Brief :: Do any lines in the data below contain "支护破坏和盲炮等现象"? If so, copy every one of them.
____ Records for the task
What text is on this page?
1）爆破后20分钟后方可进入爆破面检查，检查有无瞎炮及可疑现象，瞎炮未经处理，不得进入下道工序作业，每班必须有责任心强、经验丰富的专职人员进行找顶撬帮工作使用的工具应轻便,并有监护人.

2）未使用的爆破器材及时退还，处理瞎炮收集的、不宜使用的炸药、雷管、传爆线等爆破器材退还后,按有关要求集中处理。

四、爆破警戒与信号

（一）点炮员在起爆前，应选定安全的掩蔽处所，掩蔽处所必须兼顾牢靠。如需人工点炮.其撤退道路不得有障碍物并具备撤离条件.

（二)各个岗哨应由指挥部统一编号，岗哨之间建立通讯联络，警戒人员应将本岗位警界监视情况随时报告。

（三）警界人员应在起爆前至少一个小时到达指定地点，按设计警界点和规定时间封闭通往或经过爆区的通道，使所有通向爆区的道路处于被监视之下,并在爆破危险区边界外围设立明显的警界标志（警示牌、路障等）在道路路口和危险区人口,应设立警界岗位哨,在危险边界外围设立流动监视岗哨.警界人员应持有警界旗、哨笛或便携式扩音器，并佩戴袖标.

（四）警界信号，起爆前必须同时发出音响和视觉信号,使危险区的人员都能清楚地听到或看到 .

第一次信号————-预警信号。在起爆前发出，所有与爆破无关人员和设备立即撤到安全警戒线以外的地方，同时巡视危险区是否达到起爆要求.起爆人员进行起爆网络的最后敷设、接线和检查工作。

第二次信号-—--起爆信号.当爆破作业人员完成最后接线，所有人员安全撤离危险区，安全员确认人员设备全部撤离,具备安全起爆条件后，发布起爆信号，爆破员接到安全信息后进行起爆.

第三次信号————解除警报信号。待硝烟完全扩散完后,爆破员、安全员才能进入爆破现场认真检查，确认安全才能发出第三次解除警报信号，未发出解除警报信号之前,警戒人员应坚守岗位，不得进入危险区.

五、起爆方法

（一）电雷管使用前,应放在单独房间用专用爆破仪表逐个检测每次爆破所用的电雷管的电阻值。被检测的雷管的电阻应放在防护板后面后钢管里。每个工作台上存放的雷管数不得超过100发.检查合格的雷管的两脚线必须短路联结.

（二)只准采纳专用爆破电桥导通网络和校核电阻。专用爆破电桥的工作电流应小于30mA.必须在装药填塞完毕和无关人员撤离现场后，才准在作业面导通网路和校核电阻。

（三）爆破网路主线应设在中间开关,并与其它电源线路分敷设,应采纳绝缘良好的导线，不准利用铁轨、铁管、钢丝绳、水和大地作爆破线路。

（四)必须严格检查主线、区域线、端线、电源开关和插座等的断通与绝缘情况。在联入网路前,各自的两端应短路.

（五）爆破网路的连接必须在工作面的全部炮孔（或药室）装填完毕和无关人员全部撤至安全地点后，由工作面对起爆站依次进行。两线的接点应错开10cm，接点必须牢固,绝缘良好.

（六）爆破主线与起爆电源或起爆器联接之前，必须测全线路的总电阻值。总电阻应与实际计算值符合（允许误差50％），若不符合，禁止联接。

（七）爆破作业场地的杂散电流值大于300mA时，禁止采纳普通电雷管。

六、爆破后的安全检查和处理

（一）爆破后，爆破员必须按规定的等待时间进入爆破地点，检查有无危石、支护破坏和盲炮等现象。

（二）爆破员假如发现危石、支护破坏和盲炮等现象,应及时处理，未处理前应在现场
________
Exercise answer ::
（一）爆破后，爆破员必须按规定的等待时间进入爆破地点，检查有无危石、支护破坏和盲炮等现象。
（二）爆破员假如发现危石、支护破坏和盲炮等现象,应及时处理，未处理前应在现场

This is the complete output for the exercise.